● Do this
Transcribe all the entries word for word, omitting any pictures they contain.

● Data entries
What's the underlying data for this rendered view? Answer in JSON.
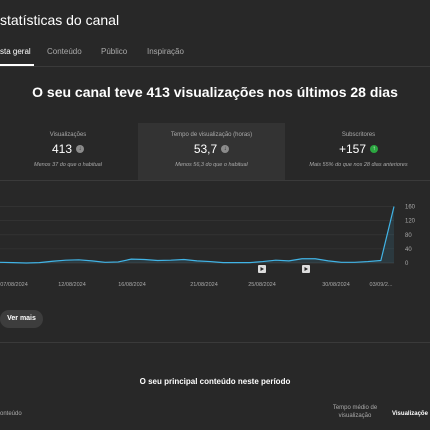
{
  "header": {
    "title": "statísticas do canal"
  },
  "tabs": [
    {
      "label": "sta geral",
      "active": true
    },
    {
      "label": "Conteúdo",
      "active": false
    },
    {
      "label": "Público",
      "active": false
    },
    {
      "label": "Inspiração",
      "active": false
    }
  ],
  "headline": "O seu canal teve 413 visualizações nos últimos 28 dias",
  "cards": [
    {
      "label": "Visualizações",
      "value": "413",
      "trend": "down",
      "note": "Menos 37 do que o habitual"
    },
    {
      "label": "Tempo de visualização (horas)",
      "value": "53,7",
      "trend": "down",
      "note": "Menos 56,3 do que o habitual"
    },
    {
      "label": "Subscritores",
      "value": "+157",
      "trend": "up",
      "note": "Mais 55% do que nos 28 dias anteriores"
    }
  ],
  "icons": {
    "trend_down": "arrow-down-icon",
    "trend_up": "arrow-up-icon",
    "video_marker": "play-icon"
  },
  "colors": {
    "accent": "#41b4e6",
    "trend_up": "#2ba640",
    "background": "#282828"
  },
  "chart_data": {
    "type": "area",
    "x_tick_labels": [
      "07/08/2024",
      "12/08/2024",
      "16/08/2024",
      "21/08/2024",
      "25/08/2024",
      "30/08/2024",
      "03/09/2..."
    ],
    "y_ticks": [
      0,
      40,
      80,
      120,
      160
    ],
    "ylim": [
      0,
      170
    ],
    "values": [
      2,
      1,
      0,
      1,
      5,
      8,
      9,
      6,
      2,
      3,
      11,
      10,
      7,
      8,
      10,
      6,
      4,
      1,
      1,
      1,
      4,
      8,
      6,
      12,
      12,
      6,
      2,
      2,
      4,
      7,
      160
    ],
    "video_markers": [
      2,
      3
    ],
    "grid": true
  },
  "more_button": {
    "label": "Ver mais"
  },
  "top_content": {
    "title": "O seu principal conteúdo neste período",
    "columns": {
      "content": "onteúdo",
      "avg_time": "Tempo médio de visualização",
      "views": "Visualizaçõe"
    }
  }
}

● Final result
What's the underlying data for this rendered view? Answer in JSON.
{
  "header": {
    "title": "statísticas do canal"
  },
  "tabs": [
    {
      "label": "sta geral",
      "active": true
    },
    {
      "label": "Conteúdo",
      "active": false
    },
    {
      "label": "Público",
      "active": false
    },
    {
      "label": "Inspiração",
      "active": false
    }
  ],
  "headline": "O seu canal teve 413 visualizações nos últimos 28 dias",
  "cards": [
    {
      "label": "Visualizações",
      "value": "413",
      "trend": "down",
      "note": "Menos 37 do que o habitual"
    },
    {
      "label": "Tempo de visualização (horas)",
      "value": "53,7",
      "trend": "down",
      "note": "Menos 56,3 do que o habitual"
    },
    {
      "label": "Subscritores",
      "value": "+157",
      "trend": "up",
      "note": "Mais 55% do que nos 28 dias anteriores"
    }
  ],
  "icons": {
    "trend_down": "arrow-down-icon",
    "trend_up": "arrow-up-icon",
    "video_marker": "play-icon"
  },
  "colors": {
    "accent": "#41b4e6",
    "trend_up": "#2ba640",
    "background": "#282828"
  },
  "chart_data": {
    "type": "area",
    "x_tick_labels": [
      "07/08/2024",
      "12/08/2024",
      "16/08/2024",
      "21/08/2024",
      "25/08/2024",
      "30/08/2024",
      "03/09/2..."
    ],
    "y_ticks": [
      0,
      40,
      80,
      120,
      160
    ],
    "ylim": [
      0,
      170
    ],
    "values": [
      2,
      1,
      0,
      1,
      5,
      8,
      9,
      6,
      2,
      3,
      11,
      10,
      7,
      8,
      10,
      6,
      4,
      1,
      1,
      1,
      4,
      8,
      6,
      12,
      12,
      6,
      2,
      2,
      4,
      7,
      160
    ],
    "video_markers": [
      2,
      3
    ],
    "grid": true
  },
  "more_button": {
    "label": "Ver mais"
  },
  "top_content": {
    "title": "O seu principal conteúdo neste período",
    "columns": {
      "content": "onteúdo",
      "avg_time": "Tempo médio de visualização",
      "views": "Visualizaçõe"
    }
  }
}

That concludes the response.